- Job -
Where a line contains the string "with", copy that line.

- Supplied records -
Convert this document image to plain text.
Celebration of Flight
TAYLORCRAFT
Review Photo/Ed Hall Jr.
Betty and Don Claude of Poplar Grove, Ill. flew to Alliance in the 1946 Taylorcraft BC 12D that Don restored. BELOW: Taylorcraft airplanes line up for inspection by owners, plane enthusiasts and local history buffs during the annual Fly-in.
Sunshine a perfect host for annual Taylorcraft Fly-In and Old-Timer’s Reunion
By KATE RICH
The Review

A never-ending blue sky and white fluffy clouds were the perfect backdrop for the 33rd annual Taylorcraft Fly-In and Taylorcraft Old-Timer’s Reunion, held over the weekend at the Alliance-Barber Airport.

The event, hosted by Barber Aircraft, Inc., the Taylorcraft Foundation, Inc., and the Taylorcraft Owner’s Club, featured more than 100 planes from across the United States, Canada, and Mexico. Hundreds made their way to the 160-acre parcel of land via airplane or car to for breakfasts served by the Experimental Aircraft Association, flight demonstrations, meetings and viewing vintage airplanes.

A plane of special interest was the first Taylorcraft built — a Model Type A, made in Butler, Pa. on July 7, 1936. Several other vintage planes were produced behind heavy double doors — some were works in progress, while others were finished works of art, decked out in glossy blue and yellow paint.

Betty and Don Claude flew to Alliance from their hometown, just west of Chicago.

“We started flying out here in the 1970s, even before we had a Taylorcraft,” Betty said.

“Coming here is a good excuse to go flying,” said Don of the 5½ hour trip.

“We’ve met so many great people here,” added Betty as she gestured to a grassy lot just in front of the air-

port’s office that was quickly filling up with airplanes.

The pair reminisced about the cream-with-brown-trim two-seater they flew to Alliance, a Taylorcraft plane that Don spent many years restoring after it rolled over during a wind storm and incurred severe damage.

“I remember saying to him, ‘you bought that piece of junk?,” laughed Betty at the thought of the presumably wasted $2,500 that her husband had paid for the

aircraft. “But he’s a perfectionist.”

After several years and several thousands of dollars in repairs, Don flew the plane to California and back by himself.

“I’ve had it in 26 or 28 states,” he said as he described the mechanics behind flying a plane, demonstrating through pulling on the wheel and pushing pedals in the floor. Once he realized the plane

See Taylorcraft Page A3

- Full answer -
port’s office that was quickly filling up with airplanes.
The pair reminisced about the cream-with-brown-trim two-seater they flew to Alliance, a Taylorcraft plane that Don spent many years restoring after it rolled over during a wind storm and incurred severe damage.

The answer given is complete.